Data listing:
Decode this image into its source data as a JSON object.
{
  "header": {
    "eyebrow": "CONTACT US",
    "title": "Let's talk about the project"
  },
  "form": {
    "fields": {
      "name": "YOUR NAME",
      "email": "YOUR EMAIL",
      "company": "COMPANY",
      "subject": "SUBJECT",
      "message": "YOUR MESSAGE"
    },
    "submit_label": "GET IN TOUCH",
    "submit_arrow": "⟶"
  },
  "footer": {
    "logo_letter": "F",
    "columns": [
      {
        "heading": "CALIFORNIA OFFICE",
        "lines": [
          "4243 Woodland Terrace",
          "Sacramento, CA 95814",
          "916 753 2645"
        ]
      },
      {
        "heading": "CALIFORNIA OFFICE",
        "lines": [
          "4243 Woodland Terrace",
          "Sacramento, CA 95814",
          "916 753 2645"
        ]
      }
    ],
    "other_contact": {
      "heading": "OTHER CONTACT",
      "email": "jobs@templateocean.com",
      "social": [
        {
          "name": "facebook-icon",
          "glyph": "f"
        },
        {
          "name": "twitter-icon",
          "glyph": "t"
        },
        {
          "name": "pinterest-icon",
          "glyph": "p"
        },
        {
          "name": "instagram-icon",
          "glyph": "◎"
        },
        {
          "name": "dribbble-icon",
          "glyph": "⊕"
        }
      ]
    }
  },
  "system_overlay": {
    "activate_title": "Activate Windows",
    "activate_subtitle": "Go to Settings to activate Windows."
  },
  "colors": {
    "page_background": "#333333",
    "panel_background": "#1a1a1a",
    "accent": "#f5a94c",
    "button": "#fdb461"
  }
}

= EXERCISE BRIEF =
Check the data for the word "email" and pull out the lines that have it.

= SOLUTION TO THE EXERCISE =
      "email": "YOUR EMAIL",
      "email": "jobs@templateocean.com",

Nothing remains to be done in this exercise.